TO DO:
a: In the blog comments, which sites does Anthony say use paged comments when there are enough of them?
b: Pick up the blog comments after their final sentence and continue them.

PAGE TEXT:
---+---
David Nelson - January 6, 2009 - SourceForge has paged comments, and I often wish that ScottGu's blog had paged comments.
David Nelson - January 6, 2009 - Sorry, I said SourceForge, I meant CodeProject.
Anthony - January 6, 2009 - Slashdot, Digg and Livejournal use paged comments when there are enough of them. Make of that what you will.
Jeff - January 9, 2009 - i have been taking a look at your code, I am not very familiar with DDD, but i am looking at the entity base class. I see you default GUID. Is this really a good idea. I know that you could override this to no be the case, but why even have it in the first place. Why not just make the entity implementing EntityBase tell EntityBase what the key will be.

To me there are going to be other business rules in place that would suggest the identity of an entity instead of some randomly created GUID.
---+---
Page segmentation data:
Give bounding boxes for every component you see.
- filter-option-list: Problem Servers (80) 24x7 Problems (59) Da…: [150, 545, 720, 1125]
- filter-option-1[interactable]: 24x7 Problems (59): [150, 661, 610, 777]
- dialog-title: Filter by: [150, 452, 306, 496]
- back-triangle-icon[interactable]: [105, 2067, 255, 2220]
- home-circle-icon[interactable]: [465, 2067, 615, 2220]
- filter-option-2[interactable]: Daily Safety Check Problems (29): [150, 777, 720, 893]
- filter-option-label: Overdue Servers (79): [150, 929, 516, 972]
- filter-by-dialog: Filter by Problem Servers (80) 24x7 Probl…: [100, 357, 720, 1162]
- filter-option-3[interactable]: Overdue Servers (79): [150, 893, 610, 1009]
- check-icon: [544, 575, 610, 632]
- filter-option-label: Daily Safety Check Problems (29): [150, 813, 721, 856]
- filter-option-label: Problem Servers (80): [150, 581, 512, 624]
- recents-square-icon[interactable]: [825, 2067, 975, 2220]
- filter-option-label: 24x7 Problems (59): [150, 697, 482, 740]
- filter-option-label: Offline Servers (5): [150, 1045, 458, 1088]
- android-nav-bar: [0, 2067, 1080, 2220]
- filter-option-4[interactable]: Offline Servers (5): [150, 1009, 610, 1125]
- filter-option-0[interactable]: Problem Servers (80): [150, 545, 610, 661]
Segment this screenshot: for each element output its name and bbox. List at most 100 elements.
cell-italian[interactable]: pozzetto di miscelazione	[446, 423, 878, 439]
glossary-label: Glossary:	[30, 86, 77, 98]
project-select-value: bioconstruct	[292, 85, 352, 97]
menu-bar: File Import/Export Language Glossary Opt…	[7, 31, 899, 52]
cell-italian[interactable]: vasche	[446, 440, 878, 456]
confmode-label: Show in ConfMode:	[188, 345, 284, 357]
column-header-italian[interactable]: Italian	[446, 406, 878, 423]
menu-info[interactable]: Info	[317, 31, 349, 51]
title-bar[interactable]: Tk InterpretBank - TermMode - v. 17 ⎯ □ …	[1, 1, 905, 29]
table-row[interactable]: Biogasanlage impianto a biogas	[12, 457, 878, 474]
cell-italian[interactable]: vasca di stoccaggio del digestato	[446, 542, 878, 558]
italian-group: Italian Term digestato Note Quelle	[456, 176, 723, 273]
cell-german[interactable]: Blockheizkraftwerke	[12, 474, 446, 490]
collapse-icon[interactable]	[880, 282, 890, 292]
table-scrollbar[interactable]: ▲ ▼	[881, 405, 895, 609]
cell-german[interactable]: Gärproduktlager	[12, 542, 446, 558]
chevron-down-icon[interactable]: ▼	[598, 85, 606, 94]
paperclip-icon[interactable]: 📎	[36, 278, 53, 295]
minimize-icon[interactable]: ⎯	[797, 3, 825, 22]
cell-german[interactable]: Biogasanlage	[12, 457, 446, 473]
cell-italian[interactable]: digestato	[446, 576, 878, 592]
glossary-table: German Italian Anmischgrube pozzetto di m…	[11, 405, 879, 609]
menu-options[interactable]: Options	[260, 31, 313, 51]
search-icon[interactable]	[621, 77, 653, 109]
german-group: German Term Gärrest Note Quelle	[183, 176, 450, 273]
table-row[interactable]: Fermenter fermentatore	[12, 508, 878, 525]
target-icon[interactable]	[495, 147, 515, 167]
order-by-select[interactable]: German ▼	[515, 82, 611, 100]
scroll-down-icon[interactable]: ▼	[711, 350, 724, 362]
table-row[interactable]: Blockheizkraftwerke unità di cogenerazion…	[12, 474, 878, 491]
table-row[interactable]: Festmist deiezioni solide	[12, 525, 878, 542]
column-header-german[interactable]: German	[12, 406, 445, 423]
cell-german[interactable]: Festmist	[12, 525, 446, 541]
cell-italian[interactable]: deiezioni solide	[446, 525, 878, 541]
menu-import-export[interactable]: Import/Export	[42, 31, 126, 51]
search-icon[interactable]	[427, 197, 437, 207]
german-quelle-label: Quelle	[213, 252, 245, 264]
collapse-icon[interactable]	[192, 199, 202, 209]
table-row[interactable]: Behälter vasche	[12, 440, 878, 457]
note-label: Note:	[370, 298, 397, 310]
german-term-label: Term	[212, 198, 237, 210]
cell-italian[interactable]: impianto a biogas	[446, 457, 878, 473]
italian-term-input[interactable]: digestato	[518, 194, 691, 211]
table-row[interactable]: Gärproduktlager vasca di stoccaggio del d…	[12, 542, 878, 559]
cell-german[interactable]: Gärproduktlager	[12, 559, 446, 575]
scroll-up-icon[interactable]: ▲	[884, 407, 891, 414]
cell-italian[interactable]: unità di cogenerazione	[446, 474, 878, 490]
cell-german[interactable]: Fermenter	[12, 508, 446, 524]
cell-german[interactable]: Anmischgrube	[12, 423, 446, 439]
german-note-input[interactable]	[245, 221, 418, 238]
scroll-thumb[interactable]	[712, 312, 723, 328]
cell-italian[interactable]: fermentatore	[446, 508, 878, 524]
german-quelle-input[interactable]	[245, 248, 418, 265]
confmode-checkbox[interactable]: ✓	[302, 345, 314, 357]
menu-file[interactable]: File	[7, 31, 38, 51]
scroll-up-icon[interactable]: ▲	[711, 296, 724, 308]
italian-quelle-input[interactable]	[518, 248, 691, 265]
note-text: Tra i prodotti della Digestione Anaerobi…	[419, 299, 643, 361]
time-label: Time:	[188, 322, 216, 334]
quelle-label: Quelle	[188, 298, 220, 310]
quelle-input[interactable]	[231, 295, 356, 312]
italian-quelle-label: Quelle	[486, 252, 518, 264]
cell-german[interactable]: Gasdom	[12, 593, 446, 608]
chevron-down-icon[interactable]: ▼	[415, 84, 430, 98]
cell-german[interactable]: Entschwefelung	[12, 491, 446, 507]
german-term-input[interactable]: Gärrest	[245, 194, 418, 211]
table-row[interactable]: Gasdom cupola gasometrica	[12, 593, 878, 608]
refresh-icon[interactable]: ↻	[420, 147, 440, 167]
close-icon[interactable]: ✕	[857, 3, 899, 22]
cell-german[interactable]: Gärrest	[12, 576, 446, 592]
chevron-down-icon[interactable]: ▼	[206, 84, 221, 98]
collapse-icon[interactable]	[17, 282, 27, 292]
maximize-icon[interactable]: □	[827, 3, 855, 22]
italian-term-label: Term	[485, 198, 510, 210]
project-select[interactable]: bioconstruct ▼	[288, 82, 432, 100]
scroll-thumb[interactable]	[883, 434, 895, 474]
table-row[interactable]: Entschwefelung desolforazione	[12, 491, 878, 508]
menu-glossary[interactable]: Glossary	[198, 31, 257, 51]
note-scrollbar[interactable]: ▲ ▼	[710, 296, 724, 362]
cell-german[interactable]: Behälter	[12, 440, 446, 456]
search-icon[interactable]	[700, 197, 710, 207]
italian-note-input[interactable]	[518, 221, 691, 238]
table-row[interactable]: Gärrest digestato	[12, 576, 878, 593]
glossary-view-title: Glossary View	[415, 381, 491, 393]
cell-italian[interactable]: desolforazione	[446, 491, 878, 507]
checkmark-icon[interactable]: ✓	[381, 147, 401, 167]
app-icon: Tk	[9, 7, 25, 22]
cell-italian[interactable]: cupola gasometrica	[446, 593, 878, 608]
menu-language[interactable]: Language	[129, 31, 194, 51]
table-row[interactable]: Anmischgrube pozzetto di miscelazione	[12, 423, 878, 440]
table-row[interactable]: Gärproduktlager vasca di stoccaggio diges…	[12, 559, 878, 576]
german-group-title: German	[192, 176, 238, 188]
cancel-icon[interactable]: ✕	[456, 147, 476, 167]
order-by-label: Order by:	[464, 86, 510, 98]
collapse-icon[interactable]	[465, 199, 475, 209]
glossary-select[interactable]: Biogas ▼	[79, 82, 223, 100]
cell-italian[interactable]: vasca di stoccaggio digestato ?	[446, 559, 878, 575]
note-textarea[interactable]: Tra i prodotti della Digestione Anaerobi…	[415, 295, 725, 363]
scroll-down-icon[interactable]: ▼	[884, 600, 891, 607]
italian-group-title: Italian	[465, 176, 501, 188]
---+---
TASK-BY-TASK ANSWERS:
a: Slashdot, Digg and Livejournal.

b:
I mean employees/users for example. They can have the same name, they can have the same address, heck with identity theft they can have the same everything. That is why companies created EmployeeID or why you have Usernames. A user/employee will never have the same username or employeeID in your system (or else they couldn't log in) and i would guess that a GUID would never be your choice to represent that. So why even have it.

Again not a huge deal cause you can overwrite that functionality. But why have it there. I mainly ask because I simply could be missing something.
jeff - January 10, 2009 - Ok, so I must be really stupid here. Like I said above I am reading through your code. There aren't many tests so I started writing some. Based on what I learned from your mvc storefront series about TDD.

I wrote a test entities_can_test_for_equality().

I tried testing with both a Guid and int. I created to TestEntity objects with the same Guid and/or int.

the I tried an Assert.AreEqual(testEntityA, testEntityB); it failed. Id I test the two keys directly it works. I tried debugging.

"if (base1.Key != base2.Key)" from the EntityBase is true even though the keys are the same, shouldn't it be false.

Can't figure it out. So I thought I would ask the people who are here, as you are all probably smarter than I.
jeff - January 10, 2009 - OK, I got the test to pass. I had to change the line of code in EntityBase

from
"if (base1.Key != base2.Key)"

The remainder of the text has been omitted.